- **Exercise material**
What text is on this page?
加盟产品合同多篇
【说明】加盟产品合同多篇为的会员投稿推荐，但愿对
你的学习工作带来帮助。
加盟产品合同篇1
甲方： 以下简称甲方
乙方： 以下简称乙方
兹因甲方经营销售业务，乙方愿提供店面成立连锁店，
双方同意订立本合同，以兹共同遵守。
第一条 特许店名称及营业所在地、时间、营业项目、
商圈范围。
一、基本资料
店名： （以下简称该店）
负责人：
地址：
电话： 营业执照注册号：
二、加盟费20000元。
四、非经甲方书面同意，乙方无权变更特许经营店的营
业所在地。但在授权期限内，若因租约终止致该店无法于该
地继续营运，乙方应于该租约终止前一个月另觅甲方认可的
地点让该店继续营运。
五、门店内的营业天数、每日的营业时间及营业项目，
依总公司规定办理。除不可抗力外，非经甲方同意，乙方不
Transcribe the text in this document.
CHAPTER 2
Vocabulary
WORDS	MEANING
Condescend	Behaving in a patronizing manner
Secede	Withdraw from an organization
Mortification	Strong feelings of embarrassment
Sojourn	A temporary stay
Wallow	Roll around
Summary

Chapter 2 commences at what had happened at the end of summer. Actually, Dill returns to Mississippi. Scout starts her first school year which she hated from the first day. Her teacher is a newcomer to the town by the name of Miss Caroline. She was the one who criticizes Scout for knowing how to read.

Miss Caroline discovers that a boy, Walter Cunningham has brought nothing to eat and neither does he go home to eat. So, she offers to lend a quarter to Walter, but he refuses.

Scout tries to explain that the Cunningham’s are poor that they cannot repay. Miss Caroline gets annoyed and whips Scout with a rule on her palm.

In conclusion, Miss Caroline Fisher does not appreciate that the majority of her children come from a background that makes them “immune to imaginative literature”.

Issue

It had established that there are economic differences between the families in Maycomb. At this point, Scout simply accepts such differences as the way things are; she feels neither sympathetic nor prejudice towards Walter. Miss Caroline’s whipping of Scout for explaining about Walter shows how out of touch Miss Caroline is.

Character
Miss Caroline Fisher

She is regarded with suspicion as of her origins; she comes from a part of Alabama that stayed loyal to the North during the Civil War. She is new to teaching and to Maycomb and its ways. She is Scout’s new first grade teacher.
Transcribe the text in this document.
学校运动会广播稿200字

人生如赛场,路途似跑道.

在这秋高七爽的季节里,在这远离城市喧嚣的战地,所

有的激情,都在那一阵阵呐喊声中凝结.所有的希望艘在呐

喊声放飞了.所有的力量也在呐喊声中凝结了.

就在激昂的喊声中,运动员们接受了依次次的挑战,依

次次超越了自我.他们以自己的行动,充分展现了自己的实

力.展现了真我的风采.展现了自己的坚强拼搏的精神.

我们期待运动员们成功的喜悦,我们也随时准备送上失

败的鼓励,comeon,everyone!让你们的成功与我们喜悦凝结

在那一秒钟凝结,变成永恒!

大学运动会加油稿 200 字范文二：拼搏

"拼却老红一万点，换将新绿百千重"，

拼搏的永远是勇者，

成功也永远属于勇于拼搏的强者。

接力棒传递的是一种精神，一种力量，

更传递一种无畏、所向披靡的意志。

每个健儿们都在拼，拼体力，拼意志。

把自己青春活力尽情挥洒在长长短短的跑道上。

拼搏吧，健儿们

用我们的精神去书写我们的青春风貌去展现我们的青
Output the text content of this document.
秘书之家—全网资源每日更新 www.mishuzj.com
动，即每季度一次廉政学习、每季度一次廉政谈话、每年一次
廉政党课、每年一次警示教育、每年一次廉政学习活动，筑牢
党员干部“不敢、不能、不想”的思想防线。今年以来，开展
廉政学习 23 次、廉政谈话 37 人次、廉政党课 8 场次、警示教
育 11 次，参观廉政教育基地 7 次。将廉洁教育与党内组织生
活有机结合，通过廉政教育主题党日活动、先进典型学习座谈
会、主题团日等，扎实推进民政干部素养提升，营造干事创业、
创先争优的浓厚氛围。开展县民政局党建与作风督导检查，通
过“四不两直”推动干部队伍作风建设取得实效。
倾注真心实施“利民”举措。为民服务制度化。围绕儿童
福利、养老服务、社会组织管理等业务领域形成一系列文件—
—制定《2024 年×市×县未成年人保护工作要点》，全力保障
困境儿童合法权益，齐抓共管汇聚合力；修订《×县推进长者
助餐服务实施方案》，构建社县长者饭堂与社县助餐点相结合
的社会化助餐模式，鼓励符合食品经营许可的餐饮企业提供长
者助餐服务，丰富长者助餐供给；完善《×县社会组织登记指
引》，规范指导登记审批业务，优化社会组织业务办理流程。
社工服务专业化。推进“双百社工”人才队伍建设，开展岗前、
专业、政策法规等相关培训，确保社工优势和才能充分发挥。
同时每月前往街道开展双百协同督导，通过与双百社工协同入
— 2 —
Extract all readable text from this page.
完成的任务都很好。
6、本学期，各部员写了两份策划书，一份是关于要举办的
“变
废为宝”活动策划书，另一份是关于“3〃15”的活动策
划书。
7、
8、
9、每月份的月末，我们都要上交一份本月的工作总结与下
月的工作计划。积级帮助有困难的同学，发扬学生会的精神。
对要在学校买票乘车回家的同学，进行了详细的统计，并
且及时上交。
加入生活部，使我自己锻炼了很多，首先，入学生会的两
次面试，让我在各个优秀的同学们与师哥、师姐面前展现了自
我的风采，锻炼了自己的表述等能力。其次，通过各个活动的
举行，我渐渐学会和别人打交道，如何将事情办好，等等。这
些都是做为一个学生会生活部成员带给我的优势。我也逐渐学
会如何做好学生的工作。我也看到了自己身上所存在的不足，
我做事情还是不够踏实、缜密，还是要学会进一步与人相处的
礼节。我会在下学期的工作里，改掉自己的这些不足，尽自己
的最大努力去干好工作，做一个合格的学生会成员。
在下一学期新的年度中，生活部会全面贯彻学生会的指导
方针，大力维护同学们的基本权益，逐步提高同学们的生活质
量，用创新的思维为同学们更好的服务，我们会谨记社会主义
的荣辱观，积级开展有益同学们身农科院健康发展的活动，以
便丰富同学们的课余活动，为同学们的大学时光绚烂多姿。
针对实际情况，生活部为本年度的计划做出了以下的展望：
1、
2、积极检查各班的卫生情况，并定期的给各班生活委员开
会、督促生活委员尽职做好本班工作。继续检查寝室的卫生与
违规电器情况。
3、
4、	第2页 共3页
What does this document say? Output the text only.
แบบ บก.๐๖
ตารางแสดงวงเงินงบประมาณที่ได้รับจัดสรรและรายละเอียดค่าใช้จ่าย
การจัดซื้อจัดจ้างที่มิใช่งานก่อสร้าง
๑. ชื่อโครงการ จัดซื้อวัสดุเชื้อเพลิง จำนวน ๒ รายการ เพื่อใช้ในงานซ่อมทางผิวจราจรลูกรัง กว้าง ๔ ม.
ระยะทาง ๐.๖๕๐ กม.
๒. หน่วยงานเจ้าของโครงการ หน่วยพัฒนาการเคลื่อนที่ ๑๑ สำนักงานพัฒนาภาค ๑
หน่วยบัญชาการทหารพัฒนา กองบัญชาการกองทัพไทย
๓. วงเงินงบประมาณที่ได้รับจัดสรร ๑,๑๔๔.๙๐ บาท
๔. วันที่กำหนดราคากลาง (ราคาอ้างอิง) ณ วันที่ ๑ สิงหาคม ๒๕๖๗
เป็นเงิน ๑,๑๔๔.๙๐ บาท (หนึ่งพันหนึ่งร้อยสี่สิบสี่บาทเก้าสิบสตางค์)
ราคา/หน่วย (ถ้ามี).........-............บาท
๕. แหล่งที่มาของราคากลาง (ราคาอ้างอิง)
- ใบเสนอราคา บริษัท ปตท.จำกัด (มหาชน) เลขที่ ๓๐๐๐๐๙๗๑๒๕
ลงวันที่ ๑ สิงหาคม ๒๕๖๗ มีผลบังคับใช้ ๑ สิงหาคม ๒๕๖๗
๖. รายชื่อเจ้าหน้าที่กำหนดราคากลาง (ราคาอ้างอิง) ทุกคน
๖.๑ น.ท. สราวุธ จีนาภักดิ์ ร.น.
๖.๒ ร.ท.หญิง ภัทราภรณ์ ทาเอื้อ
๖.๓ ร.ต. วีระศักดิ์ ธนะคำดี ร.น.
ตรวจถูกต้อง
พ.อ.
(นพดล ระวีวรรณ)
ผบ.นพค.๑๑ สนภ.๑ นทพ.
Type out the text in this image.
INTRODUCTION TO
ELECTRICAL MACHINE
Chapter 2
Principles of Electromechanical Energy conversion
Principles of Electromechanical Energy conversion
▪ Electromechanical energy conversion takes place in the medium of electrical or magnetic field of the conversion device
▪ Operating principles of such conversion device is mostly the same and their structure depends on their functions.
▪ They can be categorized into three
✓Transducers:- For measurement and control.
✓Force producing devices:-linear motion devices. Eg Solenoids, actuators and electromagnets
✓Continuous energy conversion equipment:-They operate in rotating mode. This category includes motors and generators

- **Problem statement**
Copy out every line with the word "text".

- **Response to the task**
What text is on this page?
Transcribe the text in this document.
Transcribe the text in this document.
Output the text content of this document.
Extract all readable text from this page.
What does this document say? Output the text only.
Type out the text in this image.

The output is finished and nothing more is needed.